[begin SELECTED PASSAGE]
Method to save the calculated feature values in performance_db.

Parameters:

• save_into

  (Literal['all', 'performance_db'] | None, default: None ) –

  Argument that will be passed to the method "save". The options are: - "all": The feature will be saved in performance_db and bazefield. - "performance_db": the feature will be saved only in performance_db. - None: The feature will not be saved.

  By default None.

• **kwargs

  (dict, default: {} ) –

  Not being used at the moment. Here only for compatibility.

Source code in echo_energycalc/feature_calc_core.py

def save(
    self,
    save_into: Literal["all", "performance_db"] | None = None,
    **kwargs,  # noqa: ARG002
) -> None:
    """
    Method to save the calculated feature values in performance_db.

    Parameters
    ----------
    save_into : Literal["all", "performance_db"] | None, optional
        Argument that will be passed to the method "save". The options are:
        - "all": The feature will be saved in performance_db and bazefield.
        - "performance_db": the feature will be saved only in performance_db.
        - None: The feature will not be saved.

        By default None.
    **kwargs : dict, optional
        Not being used at the moment. Here only for compatibility.
    """
    # checking arguments
    if not isinstance(save_into, str | type(None)):
        raise TypeError(f"save_into must be a string or None, not {type(save_into)}")
    if isinstance(save_into, str) and save_into not in ["all", "performance_db"]:
        raise ValueError(f"save_into must be 'all', 'performance_db' or None, not {save_into}")
[end SELECTED PASSAGE]
• _PROMPT 1_
Reproduce the save method documentation above word for word, between "(Literal['all', 'performance_db'] |" and "performance_db. - None: The feature will not be saved.", inclusive.
• _PROMPT 2_
In the save method documentation above, where is the feature saved when save_into is set to "all"?
[begin GIVEN ENTRIES]
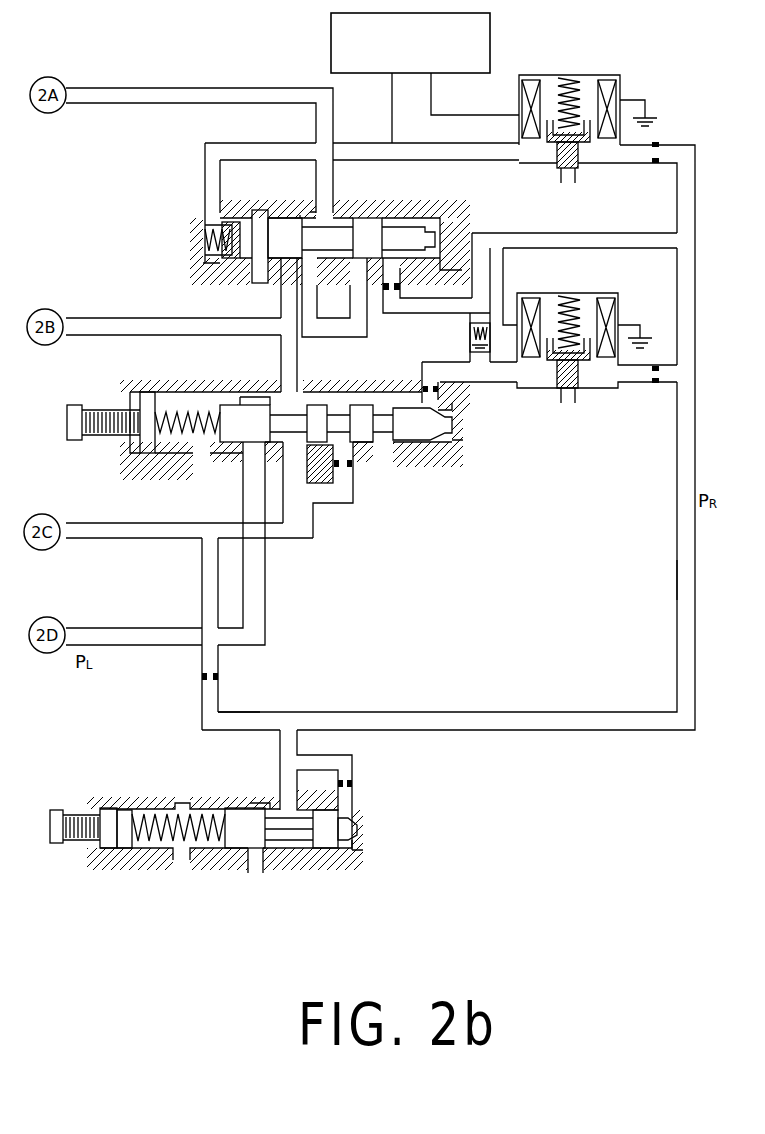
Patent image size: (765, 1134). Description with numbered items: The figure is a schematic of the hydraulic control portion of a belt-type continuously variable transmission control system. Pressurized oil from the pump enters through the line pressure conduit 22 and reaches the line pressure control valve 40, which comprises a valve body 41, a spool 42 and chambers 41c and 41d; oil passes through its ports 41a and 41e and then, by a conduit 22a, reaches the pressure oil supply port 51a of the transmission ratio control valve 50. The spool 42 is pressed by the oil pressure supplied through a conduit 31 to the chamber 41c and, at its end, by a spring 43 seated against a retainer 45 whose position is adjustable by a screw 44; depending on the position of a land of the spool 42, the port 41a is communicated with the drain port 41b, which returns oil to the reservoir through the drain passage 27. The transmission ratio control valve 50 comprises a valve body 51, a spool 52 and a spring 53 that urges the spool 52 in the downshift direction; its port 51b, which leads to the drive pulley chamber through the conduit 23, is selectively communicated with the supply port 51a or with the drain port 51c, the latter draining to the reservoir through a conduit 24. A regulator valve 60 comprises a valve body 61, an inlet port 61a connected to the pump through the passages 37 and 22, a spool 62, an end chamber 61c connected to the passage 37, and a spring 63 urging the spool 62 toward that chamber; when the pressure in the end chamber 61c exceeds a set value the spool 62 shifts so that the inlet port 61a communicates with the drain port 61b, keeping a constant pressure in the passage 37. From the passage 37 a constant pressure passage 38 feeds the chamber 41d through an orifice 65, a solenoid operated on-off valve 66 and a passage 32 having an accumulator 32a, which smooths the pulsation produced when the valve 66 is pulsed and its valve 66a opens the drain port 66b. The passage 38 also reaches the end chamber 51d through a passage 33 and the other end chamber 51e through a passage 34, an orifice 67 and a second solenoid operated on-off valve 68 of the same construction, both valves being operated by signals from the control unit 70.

The control unit 70 is at (490, 45).
The conduit 23 is at (156, 88).
The passage 34 is at (428, 150).
The constant pressure passage 38 is at (677, 565).
The passage 37 is at (250, 712).
The solenoid operated on-off valve 68 is at (617, 75).
The orifice 67 is at (660, 140).
The passage 33 is at (587, 235).
The transmission ratio control valve 50 is at (445, 207).
The spring 53 is at (200, 220).
The end chamber 51e is at (216, 254).
The spool 52 is at (272, 228).
The valve body 51 is at (374, 212).
The pressure oil supply port 51a is at (275, 283).
The port 51b is at (320, 215).
The drain port 51c is at (334, 297).
The end chamber 51d is at (397, 290).
The conduit 24 is at (168, 322).
The conduit 22a is at (281, 305).
The passage 32 is at (477, 356).
The accumulator 32a is at (455, 370).
The solenoid operated on-off valve 66 is at (608, 293).
The valve 66a is at (577, 368).
The drain port 66b is at (565, 402).
The orifice 65 is at (655, 388).
The line pressure control valve 40 is at (437, 481).
The screw 44 is at (73, 442).
The retainer 45 is at (150, 455).
The spring 43 is at (210, 412).
The valve body 41 is at (385, 395).
The spool 42 is at (320, 420).
The chamber 41d is at (440, 455).
The port 41e is at (290, 400).
The drain port 41b is at (252, 463).
The port 41a is at (313, 520).
The conduit 31 is at (340, 505).
The chamber 41c is at (352, 463).
The line pressure conduit 22 is at (118, 523).
The drain passage 27 is at (125, 630).
The regulator valve 60 is at (391, 827).
The valve body 61 is at (150, 858).
The spring 63 is at (183, 812).
The spool 62 is at (243, 848).
The inlet port 61a is at (285, 805).
The drain port 61b is at (262, 868).
The end chamber 61c is at (350, 852).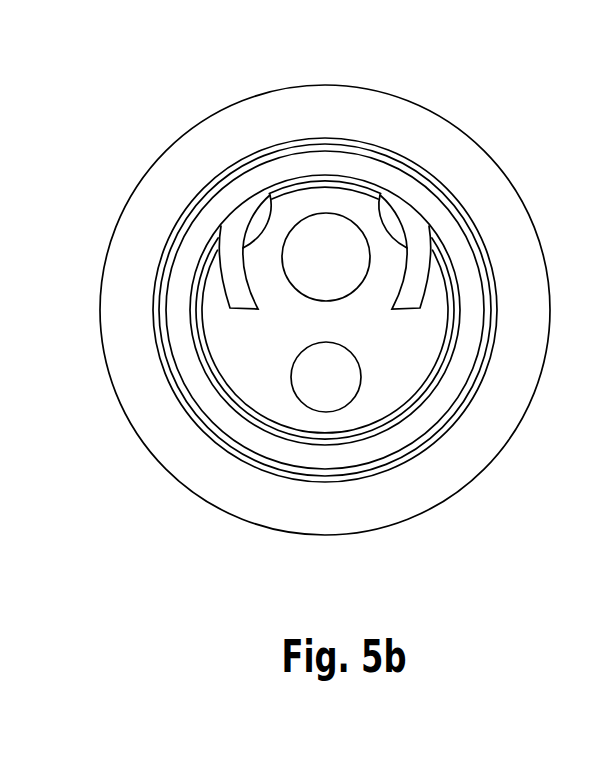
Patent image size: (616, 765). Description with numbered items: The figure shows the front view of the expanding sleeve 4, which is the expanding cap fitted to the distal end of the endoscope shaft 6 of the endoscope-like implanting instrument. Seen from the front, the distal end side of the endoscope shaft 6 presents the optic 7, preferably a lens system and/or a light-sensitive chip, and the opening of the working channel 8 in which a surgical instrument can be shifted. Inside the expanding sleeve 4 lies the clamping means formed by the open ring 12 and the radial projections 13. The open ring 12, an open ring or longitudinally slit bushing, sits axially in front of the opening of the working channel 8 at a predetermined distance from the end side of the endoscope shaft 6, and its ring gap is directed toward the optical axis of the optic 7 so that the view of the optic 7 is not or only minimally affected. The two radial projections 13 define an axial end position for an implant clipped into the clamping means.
[end GIVEN ENTRIES]
• _PROBLEM SOLUTION 1_
(Literal['all', 'performance_db'] | None, default: None ) –

  Argument that will be passed to the method "save". The options are: - "all": The feature will be saved in performance_db and bazefield. - "performance_db": the feature will be saved only in performance_db. - None: The feature will not be saved.

• _PROBLEM SOLUTION 2_
In performance_db and bazefield.